▶ _Entries supplied_
::::

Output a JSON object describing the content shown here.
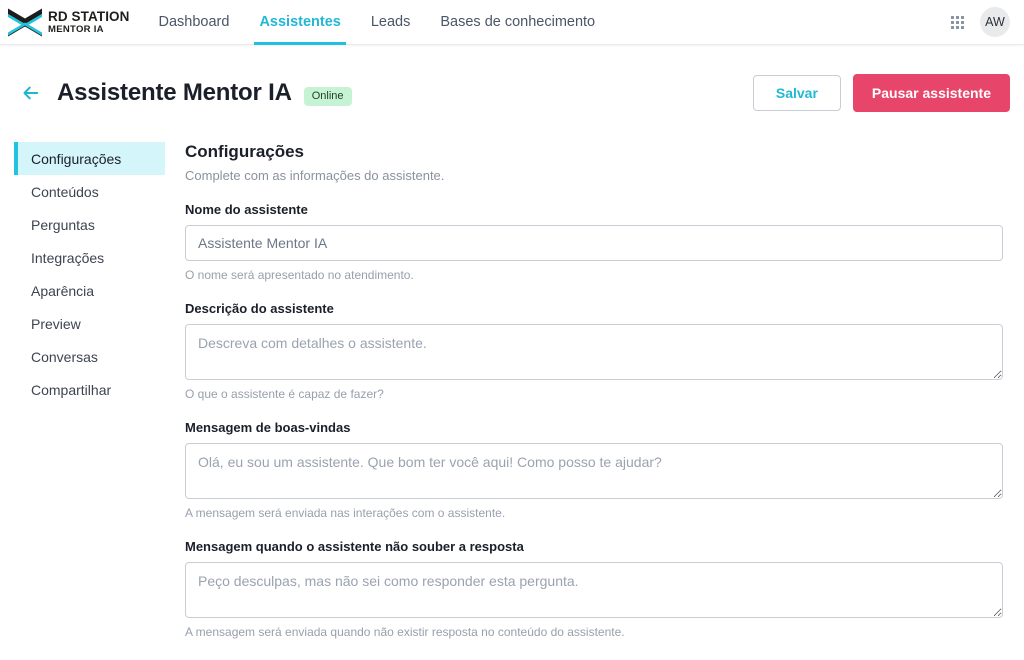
{
  "brand": {
    "line1": "RD STATION",
    "line2": "MENTOR IA",
    "logo_icon": "rd-chevrons-logo",
    "accent": "#21c3de",
    "dark": "#1d1d1b"
  },
  "topnav": {
    "links": [
      {
        "label": "Dashboard",
        "active": false
      },
      {
        "label": "Assistentes",
        "active": true
      },
      {
        "label": "Leads",
        "active": false
      },
      {
        "label": "Bases de conhecimento",
        "active": false
      }
    ],
    "apps_icon": "app-grid-icon",
    "avatar_initials": "AW"
  },
  "pagehead": {
    "back_icon": "arrow-left-icon",
    "title": "Assistente Mentor IA",
    "status": "Online",
    "status_bg": "#c6f3d3",
    "save_label": "Salvar",
    "pause_label": "Pausar assistente",
    "pause_bg": "#e8456b"
  },
  "sidebar": {
    "items": [
      {
        "label": "Configurações",
        "active": true
      },
      {
        "label": "Conteúdos",
        "active": false
      },
      {
        "label": "Perguntas",
        "active": false
      },
      {
        "label": "Integrações",
        "active": false
      },
      {
        "label": "Aparência",
        "active": false
      },
      {
        "label": "Preview",
        "active": false
      },
      {
        "label": "Conversas",
        "active": false
      },
      {
        "label": "Compartilhar",
        "active": false
      }
    ]
  },
  "main": {
    "heading": "Configurações",
    "subheading": "Complete com as informações do assistente.",
    "fields": [
      {
        "label": "Nome do assistente",
        "type": "input",
        "value": "Assistente Mentor IA",
        "placeholder": "",
        "hint": "O nome será apresentado no atendimento."
      },
      {
        "label": "Descrição do assistente",
        "type": "textarea",
        "value": "",
        "placeholder": "Descreva com detalhes o assistente.",
        "hint": "O que o assistente é capaz de fazer?"
      },
      {
        "label": "Mensagem de boas-vindas",
        "type": "textarea",
        "value": "",
        "placeholder": "Olá, eu sou um assistente. Que bom ter você aqui! Como posso te ajudar?",
        "hint": "A mensagem será enviada nas interações com o assistente."
      },
      {
        "label": "Mensagem quando o assistente não souber a resposta",
        "type": "textarea",
        "value": "",
        "placeholder": "Peço desculpas, mas não sei como responder esta pergunta.",
        "hint": "A mensagem será enviada quando não existir resposta no conteúdo do assistente."
      }
    ]
  }
}
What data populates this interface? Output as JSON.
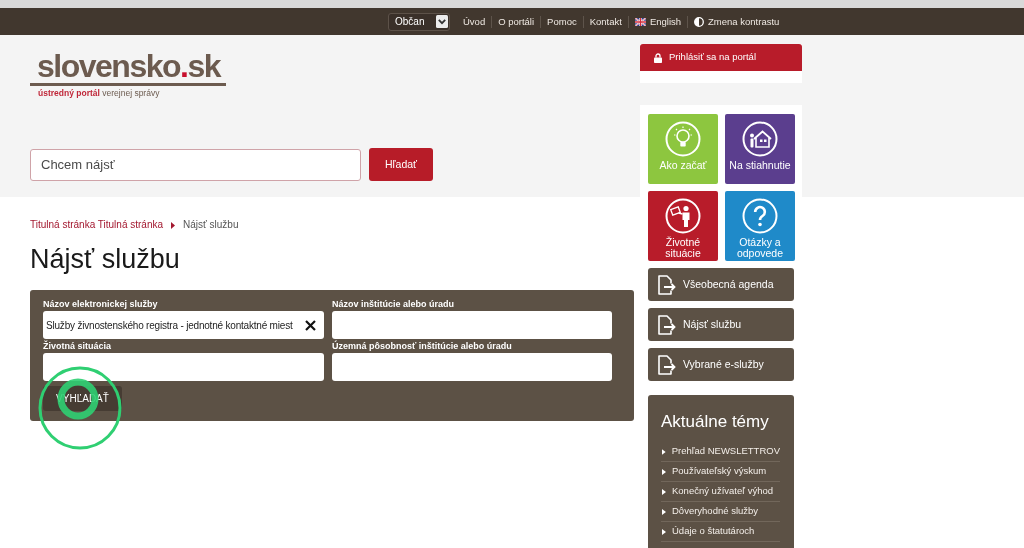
{
  "top_bar": {
    "role_select": {
      "value": "Občan"
    },
    "links": [
      {
        "label": "Úvod",
        "kind": "link"
      },
      {
        "label": "O portáli",
        "kind": "link"
      },
      {
        "label": "Pomoc",
        "kind": "link"
      },
      {
        "label": "Kontakt",
        "kind": "link"
      },
      {
        "label": "English",
        "kind": "language"
      },
      {
        "label": "Zmena kontrastu",
        "kind": "contrast"
      }
    ]
  },
  "header": {
    "logo": "slovensko.sk",
    "tagline": {
      "highlight": "ústredný portál",
      "rest": "verejnej správy"
    },
    "search": {
      "placeholder": "Chcem nájsť",
      "button": "Hľadať"
    }
  },
  "breadcrumb": [
    {
      "label": "Titulná stránka Titulná stránka",
      "current": false
    },
    {
      "label": "Nájsť službu",
      "current": true
    }
  ],
  "title": "Nájsť službu",
  "search_form": {
    "fields": [
      {
        "label": "Názov elektronickej služby",
        "value": "Služby živnostenského registra - jednotné kontaktné miest",
        "clearable": true
      },
      {
        "label": "Názov inštitúcie alebo úradu",
        "clearable": false
      },
      {
        "label": "Životná situácia",
        "clearable": false
      },
      {
        "label": "Územná pôsobnosť inštitúcie alebo úradu",
        "clearable": false
      }
    ],
    "button": "VYHĽADAŤ"
  },
  "right_column": {
    "login": {
      "label": "Prihlásiť sa na portál"
    },
    "tiles": [
      {
        "label": "Ako začať",
        "kind": "bulb",
        "color": "#8dc63f"
      },
      {
        "label": "Na stiahnutie",
        "kind": "house",
        "color": "#5b3e8e"
      },
      {
        "label": "Životné situácie",
        "kind": "person",
        "color": "#b81c2a"
      },
      {
        "label": "Otázky a odpovede",
        "kind": "question",
        "color": "#1f8ac9"
      }
    ],
    "quick_links": [
      {
        "label": "Všeobecná agenda"
      },
      {
        "label": "Nájsť službu"
      },
      {
        "label": "Vybrané e-služby"
      }
    ],
    "topics": {
      "title": "Aktuálne témy",
      "items": [
        "Prehľad NEWSLETTROV",
        "Používateľský výskum",
        "Konečný užívateľ výhod",
        "Dôveryhodné služby",
        "Údaje o štatutároch"
      ]
    }
  }
}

::::

▶ _Exercise details_
Count how many lines contain "hint" and give only that count.

▶ _Solution for this exercise_
4